▶ **LISTED RECORDS**:
——————

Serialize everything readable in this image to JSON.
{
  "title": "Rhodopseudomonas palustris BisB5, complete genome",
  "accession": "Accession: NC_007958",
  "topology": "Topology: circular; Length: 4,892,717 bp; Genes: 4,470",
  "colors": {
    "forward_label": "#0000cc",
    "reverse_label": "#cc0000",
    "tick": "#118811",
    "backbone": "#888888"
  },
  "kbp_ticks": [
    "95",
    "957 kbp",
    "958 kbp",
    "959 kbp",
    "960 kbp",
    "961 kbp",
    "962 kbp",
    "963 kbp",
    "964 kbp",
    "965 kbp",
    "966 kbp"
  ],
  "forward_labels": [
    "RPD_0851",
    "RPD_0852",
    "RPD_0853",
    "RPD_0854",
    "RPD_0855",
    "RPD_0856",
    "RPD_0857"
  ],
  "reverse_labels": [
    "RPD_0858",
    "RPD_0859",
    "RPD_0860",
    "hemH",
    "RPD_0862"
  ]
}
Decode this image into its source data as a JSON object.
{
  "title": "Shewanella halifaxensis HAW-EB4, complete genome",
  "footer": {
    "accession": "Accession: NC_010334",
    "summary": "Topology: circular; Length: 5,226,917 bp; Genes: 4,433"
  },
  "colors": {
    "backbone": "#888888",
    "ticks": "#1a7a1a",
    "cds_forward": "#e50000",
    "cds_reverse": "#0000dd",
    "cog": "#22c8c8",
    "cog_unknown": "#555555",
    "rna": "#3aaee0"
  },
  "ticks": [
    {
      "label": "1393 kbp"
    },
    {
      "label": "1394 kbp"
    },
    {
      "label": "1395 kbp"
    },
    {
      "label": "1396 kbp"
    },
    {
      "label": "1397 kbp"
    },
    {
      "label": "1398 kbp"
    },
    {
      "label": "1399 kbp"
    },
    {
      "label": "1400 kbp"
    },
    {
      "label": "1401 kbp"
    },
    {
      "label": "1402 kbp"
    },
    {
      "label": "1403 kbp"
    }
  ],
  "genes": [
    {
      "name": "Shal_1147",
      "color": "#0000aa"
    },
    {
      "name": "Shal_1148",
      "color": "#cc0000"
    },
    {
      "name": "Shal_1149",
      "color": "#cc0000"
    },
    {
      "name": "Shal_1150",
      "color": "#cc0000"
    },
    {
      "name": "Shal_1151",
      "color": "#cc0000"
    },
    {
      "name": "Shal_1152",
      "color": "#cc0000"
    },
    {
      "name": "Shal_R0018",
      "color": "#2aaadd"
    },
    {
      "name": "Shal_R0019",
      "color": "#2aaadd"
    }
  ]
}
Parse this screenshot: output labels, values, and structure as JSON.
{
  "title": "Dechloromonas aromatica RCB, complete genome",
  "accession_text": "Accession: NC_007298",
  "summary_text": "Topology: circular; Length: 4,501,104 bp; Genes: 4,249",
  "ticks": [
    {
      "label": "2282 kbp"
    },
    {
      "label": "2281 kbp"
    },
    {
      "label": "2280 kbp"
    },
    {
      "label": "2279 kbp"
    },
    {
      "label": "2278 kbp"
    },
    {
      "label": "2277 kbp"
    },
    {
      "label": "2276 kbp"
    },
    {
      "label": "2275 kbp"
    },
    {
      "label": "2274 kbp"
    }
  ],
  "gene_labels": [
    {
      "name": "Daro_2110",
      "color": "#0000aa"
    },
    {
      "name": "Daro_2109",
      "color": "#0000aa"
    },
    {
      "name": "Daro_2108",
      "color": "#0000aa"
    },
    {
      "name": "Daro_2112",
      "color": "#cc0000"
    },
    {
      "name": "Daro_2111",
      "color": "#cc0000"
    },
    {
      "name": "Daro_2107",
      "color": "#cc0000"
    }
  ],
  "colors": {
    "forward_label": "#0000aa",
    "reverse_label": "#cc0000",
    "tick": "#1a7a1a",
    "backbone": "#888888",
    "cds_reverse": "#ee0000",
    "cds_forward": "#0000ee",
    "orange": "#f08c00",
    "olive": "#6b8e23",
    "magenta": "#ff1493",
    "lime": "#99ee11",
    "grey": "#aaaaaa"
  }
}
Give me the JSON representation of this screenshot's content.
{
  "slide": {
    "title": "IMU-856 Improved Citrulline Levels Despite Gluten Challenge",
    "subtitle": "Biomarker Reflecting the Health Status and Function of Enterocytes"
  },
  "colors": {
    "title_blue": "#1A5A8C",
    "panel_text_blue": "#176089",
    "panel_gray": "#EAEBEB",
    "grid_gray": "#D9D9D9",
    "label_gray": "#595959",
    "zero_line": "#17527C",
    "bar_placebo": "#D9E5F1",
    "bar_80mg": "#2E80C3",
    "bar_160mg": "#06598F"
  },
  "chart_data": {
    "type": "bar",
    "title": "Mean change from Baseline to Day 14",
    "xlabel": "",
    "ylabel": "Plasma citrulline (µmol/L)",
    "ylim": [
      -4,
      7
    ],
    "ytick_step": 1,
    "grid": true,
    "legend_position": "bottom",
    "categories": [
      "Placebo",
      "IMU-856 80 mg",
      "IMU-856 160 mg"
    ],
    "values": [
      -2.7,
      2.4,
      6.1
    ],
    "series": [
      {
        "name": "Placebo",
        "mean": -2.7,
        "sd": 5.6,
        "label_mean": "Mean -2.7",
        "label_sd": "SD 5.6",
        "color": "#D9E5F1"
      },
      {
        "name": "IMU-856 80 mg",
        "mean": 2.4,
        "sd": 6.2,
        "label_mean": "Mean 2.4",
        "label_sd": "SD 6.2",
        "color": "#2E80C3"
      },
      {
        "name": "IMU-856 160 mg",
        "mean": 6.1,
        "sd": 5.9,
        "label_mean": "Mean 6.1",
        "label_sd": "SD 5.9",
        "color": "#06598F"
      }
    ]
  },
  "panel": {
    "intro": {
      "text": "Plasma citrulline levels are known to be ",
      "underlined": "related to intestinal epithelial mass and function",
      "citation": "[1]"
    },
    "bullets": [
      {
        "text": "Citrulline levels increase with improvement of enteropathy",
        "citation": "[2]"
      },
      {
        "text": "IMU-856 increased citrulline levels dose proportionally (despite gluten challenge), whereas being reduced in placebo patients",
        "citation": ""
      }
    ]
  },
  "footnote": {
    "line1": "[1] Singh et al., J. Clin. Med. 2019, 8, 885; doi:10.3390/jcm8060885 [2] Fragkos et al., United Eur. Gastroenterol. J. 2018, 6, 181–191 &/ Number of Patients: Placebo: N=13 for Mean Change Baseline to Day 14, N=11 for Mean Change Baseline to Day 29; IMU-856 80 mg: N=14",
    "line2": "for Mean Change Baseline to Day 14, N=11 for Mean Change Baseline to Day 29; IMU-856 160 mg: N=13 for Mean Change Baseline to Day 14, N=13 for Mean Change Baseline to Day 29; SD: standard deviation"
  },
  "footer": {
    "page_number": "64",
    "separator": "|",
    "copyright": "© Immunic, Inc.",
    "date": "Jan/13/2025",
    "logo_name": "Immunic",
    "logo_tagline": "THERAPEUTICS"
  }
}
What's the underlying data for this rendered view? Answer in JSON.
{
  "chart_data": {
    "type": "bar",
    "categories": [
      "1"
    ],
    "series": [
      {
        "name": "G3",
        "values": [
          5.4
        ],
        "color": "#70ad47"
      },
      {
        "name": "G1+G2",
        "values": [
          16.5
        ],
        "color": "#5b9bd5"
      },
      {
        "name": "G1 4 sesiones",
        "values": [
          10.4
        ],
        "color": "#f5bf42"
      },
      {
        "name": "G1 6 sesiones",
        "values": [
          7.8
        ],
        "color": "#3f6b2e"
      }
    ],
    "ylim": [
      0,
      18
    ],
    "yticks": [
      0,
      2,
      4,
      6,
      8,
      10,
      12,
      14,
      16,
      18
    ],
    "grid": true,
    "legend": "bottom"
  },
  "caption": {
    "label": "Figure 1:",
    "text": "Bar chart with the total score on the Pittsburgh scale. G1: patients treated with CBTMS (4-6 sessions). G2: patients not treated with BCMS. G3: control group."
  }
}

——————

▶ **EXERCISE**:
Return all lines above that mention the word "image".

▶ **TASK RESPONSE**:
Serialize everything readable in this image to JSON.
Decode this image into its source data as a JSON object.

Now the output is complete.